- _EXERCISE GOAL_
Repeat the records in full and exactly, omitting pictures.

- _RAW DATA_
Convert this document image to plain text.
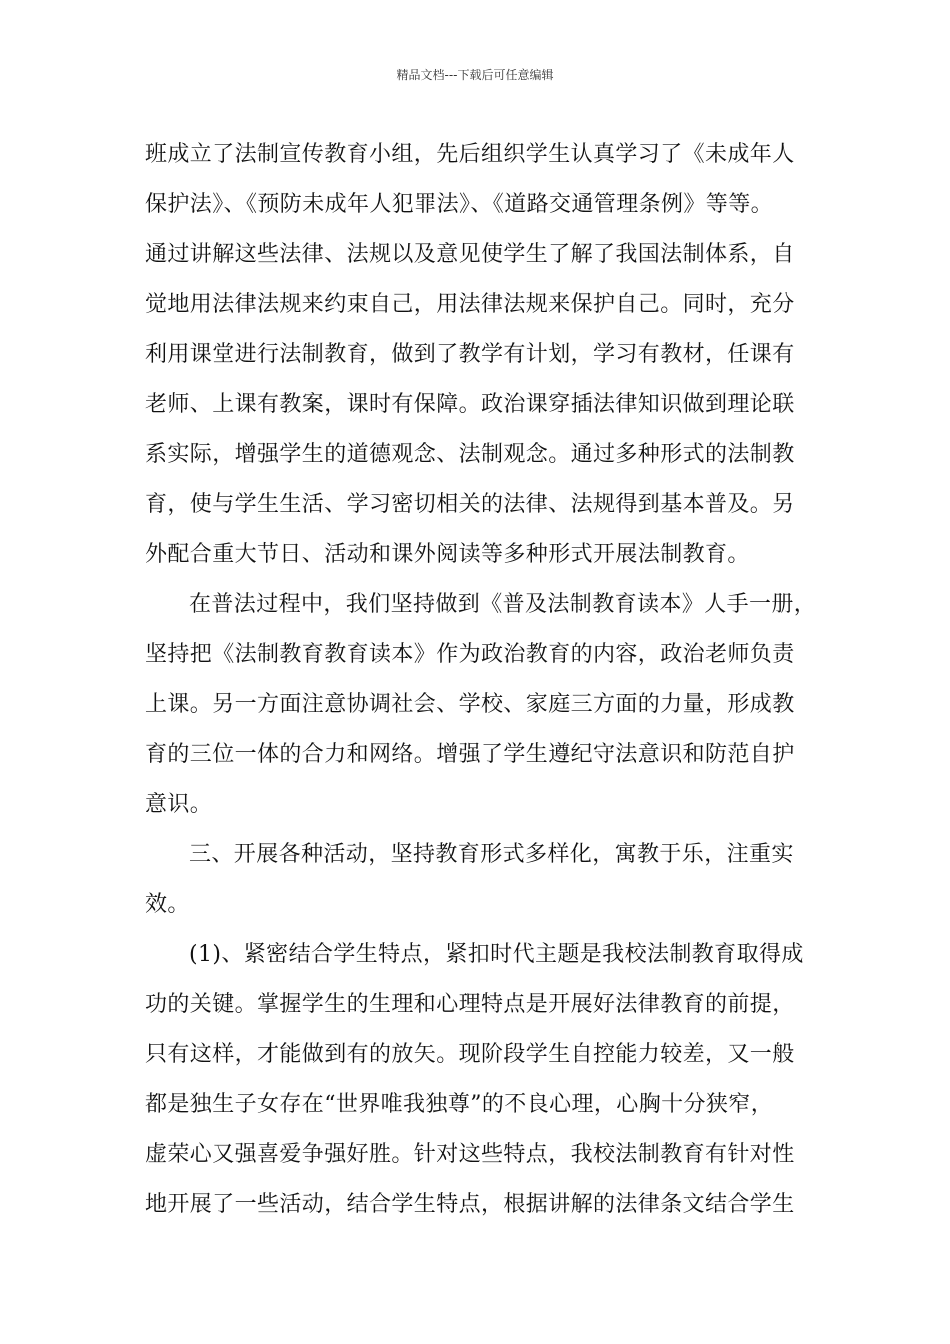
精品文档---下载后可任意编辑
班成立了法制宣传教育小组，先后组织学生认真学习了《未成年人
保护法》、《预防未成年人犯罪法》、《道路交通管理条例》等等。
通过讲解这些法律、法规以及意见使学生了解了我国法制体系，自
觉地用法律法规来约束自己，用法律法规来保护自己。同时，充分
利用课堂进行法制教育，做到了教学有计划，学习有教材，任课有
老师、上课有教案，课时有保障。政治课穿插法律知识做到理论联
系实际，增强学生的道德观念、法制观念。通过多种形式的法制教
育，使与学生生活、学习密切相关的法律、法规得到基本普及。另
外配合重大节日、活动和课外阅读等多种形式开展法制教育。
在普法过程中，我们坚持做到《普及法制教育读本》人手一册，
坚持把《法制教育教育读本》作为政治教育的内容，政治老师负责
上课。另一方面注意协调社会、学校、家庭三方面的力量，形成教
育的三位一体的合力和网络。增强了学生遵纪守法意识和防范自护
意识。
三、开展各种活动，坚持教育形式多样化，寓教于乐，注重实
效。
(1)、紧密结合学生特点，紧扣时代主题是我校法制教育取得成
功的关键。掌握学生的生理和心理特点是开展好法律教育的前提，
只有这样，才能做到有的放矢。现阶段学生自控能力较差，又一般
都是独生子女存在“世界唯我独尊”的不良心理，心胸十分狭窄，
虚荣心又强喜爱争强好胜。针对这些特点，我校法制教育有针对性
地开展了一些活动，结合学生特点，根据讲解的法律条文结合学生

- _SOLUTION TO THE EXERCISE_
Convert this document image to plain text.
精品文档---下载后可任意编辑
班成立了法制宣传教育小组，先后组织学生认真学习了《未成年人
保护法》、《预防未成年人犯罪法》、《道路交通管理条例》等等。
通过讲解这些法律、法规以及意见使学生了解了我国法制体系，自
觉地用法律法规来约束自己，用法律法规来保护自己。同时，充分
利用课堂进行法制教育，做到了教学有计划，学习有教材，任课有
老师、上课有教案，课时有保障。政治课穿插法律知识做到理论联
系实际，增强学生的道德观念、法制观念。通过多种形式的法制教
育，使与学生生活、学习密切相关的法律、法规得到基本普及。另
外配合重大节日、活动和课外阅读等多种形式开展法制教育。
在普法过程中，我们坚持做到《普及法制教育读本》人手一册，
坚持把《法制教育教育读本》作为政治教育的内容，政治老师负责
上课。另一方面注意协调社会、学校、家庭三方面的力量，形成教
育的三位一体的合力和网络。增强了学生遵纪守法意识和防范自护
意识。
三、开展各种活动，坚持教育形式多样化，寓教于乐，注重实
效。
(1)、紧密结合学生特点，紧扣时代主题是我校法制教育取得成
功的关键。掌握学生的生理和心理特点是开展好法律教育的前提，
只有这样，才能做到有的放矢。现阶段学生自控能力较差，又一般
都是独生子女存在“世界唯我独尊”的不良心理，心胸十分狭窄，
虚荣心又强喜爱争强好胜。针对这些特点，我校法制教育有针对性
地开展了一些活动，结合学生特点，根据讲解的法律条文结合学生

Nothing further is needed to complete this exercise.